== Data rows ==

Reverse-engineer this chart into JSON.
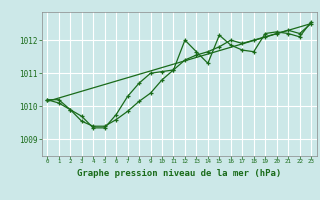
{
  "bg_color": "#cce8e8",
  "grid_color": "#ffffff",
  "line_color": "#1a6b1a",
  "marker_color": "#1a6b1a",
  "xlabel": "Graphe pression niveau de la mer (hPa)",
  "xlabel_fontsize": 6.5,
  "xlim": [
    -0.5,
    23.5
  ],
  "ylim": [
    1008.5,
    1012.85
  ],
  "yticks": [
    1009,
    1010,
    1011,
    1012
  ],
  "xticks": [
    0,
    1,
    2,
    3,
    4,
    5,
    6,
    7,
    8,
    9,
    10,
    11,
    12,
    13,
    14,
    15,
    16,
    17,
    18,
    19,
    20,
    21,
    22,
    23
  ],
  "line1_x": [
    0,
    1,
    2,
    3,
    4,
    5,
    6,
    7,
    8,
    9,
    10,
    11,
    12,
    13,
    14,
    15,
    16,
    17,
    18,
    19,
    20,
    21,
    22,
    23
  ],
  "line1_y": [
    1010.2,
    1010.2,
    1009.9,
    1009.7,
    1009.35,
    1009.35,
    1009.75,
    1010.3,
    1010.7,
    1011.0,
    1011.05,
    1011.1,
    1012.0,
    1011.65,
    1011.3,
    1012.15,
    1011.85,
    1011.7,
    1011.65,
    1012.2,
    1012.25,
    1012.2,
    1012.1,
    1012.55
  ],
  "line2_x": [
    0,
    1,
    2,
    3,
    4,
    5,
    6,
    7,
    8,
    9,
    10,
    11,
    12,
    13,
    14,
    15,
    16,
    17,
    18,
    19,
    20,
    21,
    22,
    23
  ],
  "line2_y": [
    1010.2,
    1010.1,
    1009.9,
    1009.55,
    1009.4,
    1009.4,
    1009.6,
    1009.85,
    1010.15,
    1010.4,
    1010.8,
    1011.1,
    1011.4,
    1011.55,
    1011.65,
    1011.8,
    1012.0,
    1011.9,
    1012.0,
    1012.1,
    1012.2,
    1012.3,
    1012.2,
    1012.5
  ],
  "line3_x": [
    0,
    23
  ],
  "line3_y": [
    1010.15,
    1012.5
  ]
}
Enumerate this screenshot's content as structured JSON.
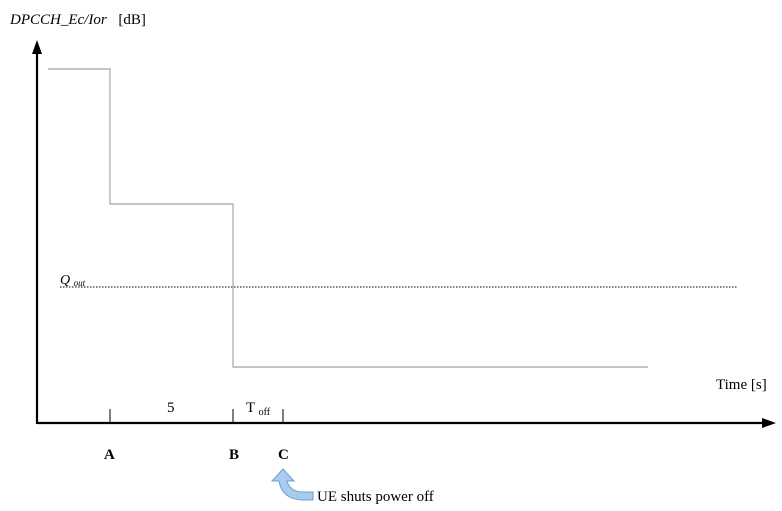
{
  "diagram": {
    "y_axis_label_italic": "DPCCH_Ec/Ior",
    "y_axis_unit": "[dB]",
    "x_axis_label": "Time [s]",
    "threshold_label": "Q",
    "threshold_label_sub": "out",
    "interval_label_5": "5",
    "interval_label_toff": "T",
    "interval_label_toff_sub": "off",
    "marker_a": "A",
    "marker_b": "B",
    "marker_c": "C",
    "callout_text": "UE shuts power off",
    "colors": {
      "axis": "#000000",
      "signal_line": "#b4b4b4",
      "threshold_line": "#333333",
      "callout_fill": "#a9ccee",
      "callout_stroke": "#6a9ed4"
    }
  }
}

===

Short exercise:
Write the material out again exactly as it appears, dropping the pictures.

Solution:
Reverse-engineer this chart into JSON.
{
  "bg_color": "#cce8e8",
  "grid_color": "#ffffff",
  "line_color": "#1a6b1a",
  "marker_color": "#1a6b1a",
  "xlabel": "Graphe pression niveau de la mer (hPa)",
  "xlabel_fontsize": 6.5,
  "xlim": [
    -0.5,
    23.5
  ],
  "ylim": [
    1008.5,
    1012.85
  ],
  "yticks": [
    1009,
    1010,
    1011,
    1012
  ],
  "xticks": [
    0,
    1,
    2,
    3,
    4,
    5,
    6,
    7,
    8,
    9,
    10,
    11,
    12,
    13,
    14,
    15,
    16,
    17,
    18,
    19,
    20,
    21,
    22,
    23
  ],
  "line1_x": [
    0,
    1,
    2,
    3,
    4,
    5,
    6,
    7,
    8,
    9,
    10,
    11,
    12,
    13,
    14,
    15,
    16,
    17,
    18,
    19,
    20,
    21,
    22,
    23
  ],
  "line1_y": [
    1010.2,
    1010.2,
    1009.9,
    1009.7,
    1009.35,
    1009.35,
    1009.75,
    1010.3,
    1010.7,
    1011.0,
    1011.05,
    1011.1,
    1012.0,
    1011.65,
    1011.3,
    1012.15,
    1011.85,
    1011.7,
    1011.65,
    1012.2,
    1012.25,
    1012.2,
    1012.1,
    1012.55
  ],
  "line2_x": [
    0,
    1,
    2,
    3,
    4,
    5,
    6,
    7,
    8,
    9,
    10,
    11,
    12,
    13,
    14,
    15,
    16,
    17,
    18,
    19,
    20,
    21,
    22,
    23
  ],
  "line2_y": [
    1010.2,
    1010.1,
    1009.9,
    1009.55,
    1009.4,
    1009.4,
    1009.6,
    1009.85,
    1010.15,
    1010.4,
    1010.8,
    1011.1,
    1011.4,
    1011.55,
    1011.65,
    1011.8,
    1012.0,
    1011.9,
    1012.0,
    1012.1,
    1012.2,
    1012.3,
    1012.2,
    1012.5
  ],
  "line3_x": [
    0,
    23
  ],
  "line3_y": [
    1010.15,
    1012.5
  ]
}
Enumerate this screenshot's content as structured JSON.
{
  "diagram": {
    "y_axis_label_italic": "DPCCH_Ec/Ior",
    "y_axis_unit": "[dB]",
    "x_axis_label": "Time [s]",
    "threshold_label": "Q",
    "threshold_label_sub": "out",
    "interval_label_5": "5",
    "interval_label_toff": "T",
    "interval_label_toff_sub": "off",
    "marker_a": "A",
    "marker_b": "B",
    "marker_c": "C",
    "callout_text": "UE shuts power off",
    "colors": {
      "axis": "#000000",
      "signal_line": "#b4b4b4",
      "threshold_line": "#333333",
      "callout_fill": "#a9ccee",
      "callout_stroke": "#6a9ed4"
    }
  }
}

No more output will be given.